#### [Directions]
Return the lines below that carry the word "text".

[Data extracted from a collection]
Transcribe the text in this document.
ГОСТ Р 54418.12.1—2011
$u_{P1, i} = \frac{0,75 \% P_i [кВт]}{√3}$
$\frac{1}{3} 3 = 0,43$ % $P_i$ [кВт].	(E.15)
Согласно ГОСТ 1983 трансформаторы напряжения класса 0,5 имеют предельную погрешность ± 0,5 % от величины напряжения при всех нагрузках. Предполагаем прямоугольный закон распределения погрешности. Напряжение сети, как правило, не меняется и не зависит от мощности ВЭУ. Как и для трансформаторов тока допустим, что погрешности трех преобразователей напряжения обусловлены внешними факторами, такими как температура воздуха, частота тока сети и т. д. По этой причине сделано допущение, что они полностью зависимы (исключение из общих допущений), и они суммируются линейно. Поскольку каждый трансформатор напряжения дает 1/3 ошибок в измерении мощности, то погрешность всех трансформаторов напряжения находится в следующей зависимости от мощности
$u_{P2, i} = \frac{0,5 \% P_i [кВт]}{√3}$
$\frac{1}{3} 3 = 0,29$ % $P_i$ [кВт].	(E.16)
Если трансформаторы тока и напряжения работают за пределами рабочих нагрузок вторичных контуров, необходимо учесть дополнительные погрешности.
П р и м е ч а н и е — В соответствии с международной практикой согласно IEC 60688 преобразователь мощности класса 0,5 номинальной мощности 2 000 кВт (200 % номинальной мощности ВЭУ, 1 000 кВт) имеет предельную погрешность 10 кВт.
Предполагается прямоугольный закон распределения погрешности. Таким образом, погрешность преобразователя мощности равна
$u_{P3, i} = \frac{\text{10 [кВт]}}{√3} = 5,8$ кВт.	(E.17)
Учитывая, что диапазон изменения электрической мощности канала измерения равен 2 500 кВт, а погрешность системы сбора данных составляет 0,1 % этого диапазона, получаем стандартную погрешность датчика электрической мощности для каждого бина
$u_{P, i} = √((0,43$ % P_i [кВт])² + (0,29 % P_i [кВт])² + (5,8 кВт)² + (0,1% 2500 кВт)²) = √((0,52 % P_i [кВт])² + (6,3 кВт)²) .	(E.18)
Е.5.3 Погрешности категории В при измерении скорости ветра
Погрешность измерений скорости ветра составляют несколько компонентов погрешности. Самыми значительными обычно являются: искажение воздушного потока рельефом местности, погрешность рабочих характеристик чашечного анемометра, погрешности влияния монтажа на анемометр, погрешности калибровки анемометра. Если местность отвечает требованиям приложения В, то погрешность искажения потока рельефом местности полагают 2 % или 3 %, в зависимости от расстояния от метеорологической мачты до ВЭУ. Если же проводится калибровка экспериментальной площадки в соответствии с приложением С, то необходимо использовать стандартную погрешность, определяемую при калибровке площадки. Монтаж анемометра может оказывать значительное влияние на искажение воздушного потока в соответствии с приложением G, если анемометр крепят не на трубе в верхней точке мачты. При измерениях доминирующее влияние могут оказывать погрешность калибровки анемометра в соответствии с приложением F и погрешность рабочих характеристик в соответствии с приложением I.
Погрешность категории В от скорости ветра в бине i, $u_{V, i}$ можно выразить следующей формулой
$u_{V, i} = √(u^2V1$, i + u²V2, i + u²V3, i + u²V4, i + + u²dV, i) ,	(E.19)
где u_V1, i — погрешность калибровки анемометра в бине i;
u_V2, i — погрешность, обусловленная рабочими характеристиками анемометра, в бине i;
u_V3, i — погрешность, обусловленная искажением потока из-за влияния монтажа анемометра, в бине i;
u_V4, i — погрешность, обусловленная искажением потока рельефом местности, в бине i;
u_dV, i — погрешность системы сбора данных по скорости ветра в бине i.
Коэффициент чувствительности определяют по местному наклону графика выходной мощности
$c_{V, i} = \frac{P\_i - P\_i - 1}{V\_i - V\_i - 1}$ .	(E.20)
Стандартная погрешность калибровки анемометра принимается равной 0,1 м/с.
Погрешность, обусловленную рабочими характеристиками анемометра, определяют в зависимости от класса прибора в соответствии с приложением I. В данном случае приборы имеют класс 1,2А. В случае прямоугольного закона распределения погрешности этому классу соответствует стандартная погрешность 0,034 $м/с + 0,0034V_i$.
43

#### [Response to the task]
Transcribe the text in this document.
$u_{P3, i} = \frac{\text{10 [кВт]}}{√3} = 5,8$ кВт.	(E.17)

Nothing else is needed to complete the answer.